▶ _Request_
Where a line contains the string "Welcome", copy that line.

[start]

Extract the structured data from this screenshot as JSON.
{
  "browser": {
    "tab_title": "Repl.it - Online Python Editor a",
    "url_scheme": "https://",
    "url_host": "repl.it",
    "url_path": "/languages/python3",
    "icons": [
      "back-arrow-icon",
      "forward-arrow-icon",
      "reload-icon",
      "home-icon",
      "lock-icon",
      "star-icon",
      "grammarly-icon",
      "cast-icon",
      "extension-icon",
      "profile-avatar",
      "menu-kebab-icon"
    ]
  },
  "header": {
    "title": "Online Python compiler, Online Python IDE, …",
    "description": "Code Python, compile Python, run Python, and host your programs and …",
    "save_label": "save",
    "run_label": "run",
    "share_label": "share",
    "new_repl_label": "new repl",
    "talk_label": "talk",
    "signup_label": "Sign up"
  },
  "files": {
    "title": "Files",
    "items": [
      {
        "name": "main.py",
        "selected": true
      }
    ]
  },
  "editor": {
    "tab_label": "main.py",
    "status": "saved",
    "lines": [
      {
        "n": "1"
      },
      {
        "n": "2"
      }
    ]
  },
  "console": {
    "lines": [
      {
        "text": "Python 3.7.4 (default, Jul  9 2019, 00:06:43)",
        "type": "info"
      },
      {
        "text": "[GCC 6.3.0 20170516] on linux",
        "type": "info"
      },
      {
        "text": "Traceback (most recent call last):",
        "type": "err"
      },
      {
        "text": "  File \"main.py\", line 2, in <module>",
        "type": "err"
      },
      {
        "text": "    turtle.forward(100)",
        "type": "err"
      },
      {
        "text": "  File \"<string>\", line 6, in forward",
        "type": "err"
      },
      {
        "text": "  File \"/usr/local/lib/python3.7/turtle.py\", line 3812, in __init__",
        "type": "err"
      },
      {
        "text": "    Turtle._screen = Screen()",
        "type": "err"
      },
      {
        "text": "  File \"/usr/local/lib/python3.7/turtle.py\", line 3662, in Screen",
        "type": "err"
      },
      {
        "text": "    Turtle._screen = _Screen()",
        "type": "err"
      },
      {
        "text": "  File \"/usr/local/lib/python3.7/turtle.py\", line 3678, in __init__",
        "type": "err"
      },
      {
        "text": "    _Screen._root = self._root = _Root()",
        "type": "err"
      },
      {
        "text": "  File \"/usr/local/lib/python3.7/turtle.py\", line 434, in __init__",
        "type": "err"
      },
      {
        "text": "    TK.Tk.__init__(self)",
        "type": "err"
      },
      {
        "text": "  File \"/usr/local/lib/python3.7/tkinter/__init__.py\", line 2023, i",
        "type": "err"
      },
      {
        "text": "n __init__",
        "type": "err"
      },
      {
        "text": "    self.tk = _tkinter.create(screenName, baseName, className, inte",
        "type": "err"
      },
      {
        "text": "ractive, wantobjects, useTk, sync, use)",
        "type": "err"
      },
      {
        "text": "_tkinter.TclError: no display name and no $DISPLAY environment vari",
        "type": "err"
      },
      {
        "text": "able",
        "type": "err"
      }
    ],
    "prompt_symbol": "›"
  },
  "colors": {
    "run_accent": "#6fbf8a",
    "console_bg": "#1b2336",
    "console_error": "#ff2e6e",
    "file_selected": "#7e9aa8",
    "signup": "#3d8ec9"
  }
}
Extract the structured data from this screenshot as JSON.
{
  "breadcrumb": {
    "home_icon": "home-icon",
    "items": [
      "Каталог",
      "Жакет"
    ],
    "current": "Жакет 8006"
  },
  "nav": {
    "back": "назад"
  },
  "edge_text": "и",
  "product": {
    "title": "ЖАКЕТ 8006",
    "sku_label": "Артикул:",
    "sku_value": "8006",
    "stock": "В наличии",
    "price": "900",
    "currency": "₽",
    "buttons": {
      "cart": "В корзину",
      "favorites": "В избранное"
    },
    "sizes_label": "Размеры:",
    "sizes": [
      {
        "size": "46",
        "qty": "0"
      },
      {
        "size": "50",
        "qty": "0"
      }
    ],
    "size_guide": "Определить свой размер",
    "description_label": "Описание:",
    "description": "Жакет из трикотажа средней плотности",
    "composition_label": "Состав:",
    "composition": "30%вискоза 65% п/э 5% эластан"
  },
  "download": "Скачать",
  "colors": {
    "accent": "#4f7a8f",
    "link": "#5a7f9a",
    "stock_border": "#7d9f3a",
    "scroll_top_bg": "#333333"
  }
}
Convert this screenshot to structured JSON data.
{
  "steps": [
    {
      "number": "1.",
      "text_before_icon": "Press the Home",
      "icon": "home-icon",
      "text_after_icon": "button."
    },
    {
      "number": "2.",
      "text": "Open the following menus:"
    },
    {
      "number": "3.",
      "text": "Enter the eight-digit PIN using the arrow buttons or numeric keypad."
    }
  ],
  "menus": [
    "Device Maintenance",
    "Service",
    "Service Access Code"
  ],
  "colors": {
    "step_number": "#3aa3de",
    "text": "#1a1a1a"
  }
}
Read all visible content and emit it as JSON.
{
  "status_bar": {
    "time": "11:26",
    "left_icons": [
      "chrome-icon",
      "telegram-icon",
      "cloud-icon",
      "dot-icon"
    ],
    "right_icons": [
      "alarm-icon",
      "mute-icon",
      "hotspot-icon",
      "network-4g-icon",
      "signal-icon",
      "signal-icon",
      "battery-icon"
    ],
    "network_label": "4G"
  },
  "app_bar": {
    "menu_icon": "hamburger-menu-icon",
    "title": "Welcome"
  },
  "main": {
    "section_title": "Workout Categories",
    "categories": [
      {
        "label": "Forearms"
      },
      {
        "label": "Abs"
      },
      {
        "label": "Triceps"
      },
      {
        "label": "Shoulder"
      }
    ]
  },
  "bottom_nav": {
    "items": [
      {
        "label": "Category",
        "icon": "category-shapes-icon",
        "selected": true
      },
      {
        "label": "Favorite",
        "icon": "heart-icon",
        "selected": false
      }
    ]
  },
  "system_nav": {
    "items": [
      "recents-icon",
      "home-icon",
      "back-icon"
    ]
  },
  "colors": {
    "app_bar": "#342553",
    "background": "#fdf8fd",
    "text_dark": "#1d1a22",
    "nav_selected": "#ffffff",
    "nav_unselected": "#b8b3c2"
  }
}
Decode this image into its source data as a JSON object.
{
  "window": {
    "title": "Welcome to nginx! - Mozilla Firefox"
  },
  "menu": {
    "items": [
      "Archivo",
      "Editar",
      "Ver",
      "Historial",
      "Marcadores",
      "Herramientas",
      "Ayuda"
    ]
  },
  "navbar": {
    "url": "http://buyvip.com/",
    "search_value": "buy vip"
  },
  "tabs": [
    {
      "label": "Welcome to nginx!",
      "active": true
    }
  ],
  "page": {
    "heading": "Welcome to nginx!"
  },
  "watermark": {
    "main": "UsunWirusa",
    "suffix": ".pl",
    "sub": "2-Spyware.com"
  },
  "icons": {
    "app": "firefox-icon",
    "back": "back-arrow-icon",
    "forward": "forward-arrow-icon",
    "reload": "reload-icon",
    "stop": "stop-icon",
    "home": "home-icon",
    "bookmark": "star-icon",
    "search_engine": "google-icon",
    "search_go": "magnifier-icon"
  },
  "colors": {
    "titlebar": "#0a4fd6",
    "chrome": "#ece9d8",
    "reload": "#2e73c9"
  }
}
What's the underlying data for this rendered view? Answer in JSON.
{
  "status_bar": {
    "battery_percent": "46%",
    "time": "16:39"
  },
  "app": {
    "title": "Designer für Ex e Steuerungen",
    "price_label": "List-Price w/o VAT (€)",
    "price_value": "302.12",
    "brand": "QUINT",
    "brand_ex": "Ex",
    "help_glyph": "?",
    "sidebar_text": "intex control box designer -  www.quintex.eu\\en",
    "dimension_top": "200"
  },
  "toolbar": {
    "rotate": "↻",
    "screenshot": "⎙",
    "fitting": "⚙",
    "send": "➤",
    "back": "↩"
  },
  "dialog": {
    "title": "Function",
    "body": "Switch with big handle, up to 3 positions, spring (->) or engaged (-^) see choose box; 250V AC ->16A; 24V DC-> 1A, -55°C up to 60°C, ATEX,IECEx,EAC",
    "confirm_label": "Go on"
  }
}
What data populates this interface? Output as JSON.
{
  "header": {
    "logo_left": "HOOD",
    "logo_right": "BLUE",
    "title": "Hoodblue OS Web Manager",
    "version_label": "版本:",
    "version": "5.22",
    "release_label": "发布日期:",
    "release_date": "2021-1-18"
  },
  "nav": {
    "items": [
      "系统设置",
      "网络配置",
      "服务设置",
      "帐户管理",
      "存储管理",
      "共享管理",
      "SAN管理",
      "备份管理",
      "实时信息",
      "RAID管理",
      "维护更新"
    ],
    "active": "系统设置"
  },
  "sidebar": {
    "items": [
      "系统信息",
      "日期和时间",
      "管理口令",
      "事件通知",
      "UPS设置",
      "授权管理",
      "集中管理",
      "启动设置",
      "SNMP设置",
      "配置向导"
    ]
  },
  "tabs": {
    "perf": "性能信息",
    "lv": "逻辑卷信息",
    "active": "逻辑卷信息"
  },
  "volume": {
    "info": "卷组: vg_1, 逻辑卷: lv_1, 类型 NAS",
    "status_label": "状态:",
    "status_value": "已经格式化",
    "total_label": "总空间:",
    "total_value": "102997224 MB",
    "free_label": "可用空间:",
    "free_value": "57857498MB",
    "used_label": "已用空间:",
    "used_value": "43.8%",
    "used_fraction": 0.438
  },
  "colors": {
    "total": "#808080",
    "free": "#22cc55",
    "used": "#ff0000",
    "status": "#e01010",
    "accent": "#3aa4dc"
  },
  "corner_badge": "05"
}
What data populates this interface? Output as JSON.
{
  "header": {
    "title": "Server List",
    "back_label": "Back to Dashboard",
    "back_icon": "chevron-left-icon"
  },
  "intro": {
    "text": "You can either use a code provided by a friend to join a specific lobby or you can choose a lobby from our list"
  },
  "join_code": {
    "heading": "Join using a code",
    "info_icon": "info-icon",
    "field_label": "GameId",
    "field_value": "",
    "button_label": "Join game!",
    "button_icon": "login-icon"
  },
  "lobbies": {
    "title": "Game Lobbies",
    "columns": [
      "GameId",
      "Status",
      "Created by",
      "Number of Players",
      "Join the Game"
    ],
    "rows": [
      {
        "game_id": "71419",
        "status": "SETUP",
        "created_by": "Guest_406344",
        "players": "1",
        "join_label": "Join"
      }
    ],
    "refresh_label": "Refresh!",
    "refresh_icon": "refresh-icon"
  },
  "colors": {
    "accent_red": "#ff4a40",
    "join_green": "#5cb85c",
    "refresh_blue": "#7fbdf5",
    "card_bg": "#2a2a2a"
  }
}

[end]

▶ _Exercise output_
    "title": "Welcome"
    "title": "Welcome to nginx! - Mozilla Firefox"
      "label": "Welcome to nginx!",
    "heading": "Welcome to nginx!"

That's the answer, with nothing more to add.